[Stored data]
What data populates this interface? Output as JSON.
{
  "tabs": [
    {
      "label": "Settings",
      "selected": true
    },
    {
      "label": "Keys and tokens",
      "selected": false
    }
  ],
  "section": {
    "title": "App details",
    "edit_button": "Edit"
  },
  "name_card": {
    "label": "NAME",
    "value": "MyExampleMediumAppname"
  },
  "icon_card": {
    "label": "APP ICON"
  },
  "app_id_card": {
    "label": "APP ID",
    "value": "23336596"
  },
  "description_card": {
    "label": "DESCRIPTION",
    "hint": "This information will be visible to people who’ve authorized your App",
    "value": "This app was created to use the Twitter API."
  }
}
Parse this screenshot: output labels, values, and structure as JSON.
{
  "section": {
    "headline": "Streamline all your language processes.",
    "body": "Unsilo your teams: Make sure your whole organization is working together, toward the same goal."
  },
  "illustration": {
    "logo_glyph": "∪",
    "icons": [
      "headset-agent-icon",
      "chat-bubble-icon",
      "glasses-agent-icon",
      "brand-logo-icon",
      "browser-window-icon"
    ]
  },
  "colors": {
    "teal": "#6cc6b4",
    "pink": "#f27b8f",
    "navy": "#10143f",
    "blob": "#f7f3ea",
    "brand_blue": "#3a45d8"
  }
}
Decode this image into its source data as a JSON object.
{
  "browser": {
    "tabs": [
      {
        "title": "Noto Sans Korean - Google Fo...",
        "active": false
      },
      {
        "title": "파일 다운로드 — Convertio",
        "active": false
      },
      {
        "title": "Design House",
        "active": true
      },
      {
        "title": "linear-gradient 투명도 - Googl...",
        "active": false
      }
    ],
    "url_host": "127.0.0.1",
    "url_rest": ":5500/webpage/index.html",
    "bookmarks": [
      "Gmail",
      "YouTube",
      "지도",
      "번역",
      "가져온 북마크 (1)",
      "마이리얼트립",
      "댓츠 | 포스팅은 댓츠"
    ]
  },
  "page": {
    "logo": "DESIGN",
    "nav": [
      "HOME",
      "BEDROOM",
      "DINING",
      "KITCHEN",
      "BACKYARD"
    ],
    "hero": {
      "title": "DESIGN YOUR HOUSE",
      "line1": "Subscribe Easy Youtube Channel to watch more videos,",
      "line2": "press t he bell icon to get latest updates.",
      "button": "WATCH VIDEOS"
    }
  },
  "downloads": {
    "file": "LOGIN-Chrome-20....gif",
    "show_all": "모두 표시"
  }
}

The request >> Gather all the lines that include the word "JSON" and copy them out.

Written answer >>
What data populates this interface? Output as JSON.
Parse this screenshot: output labels, values, and structure as JSON.
Decode this image into its source data as a JSON object.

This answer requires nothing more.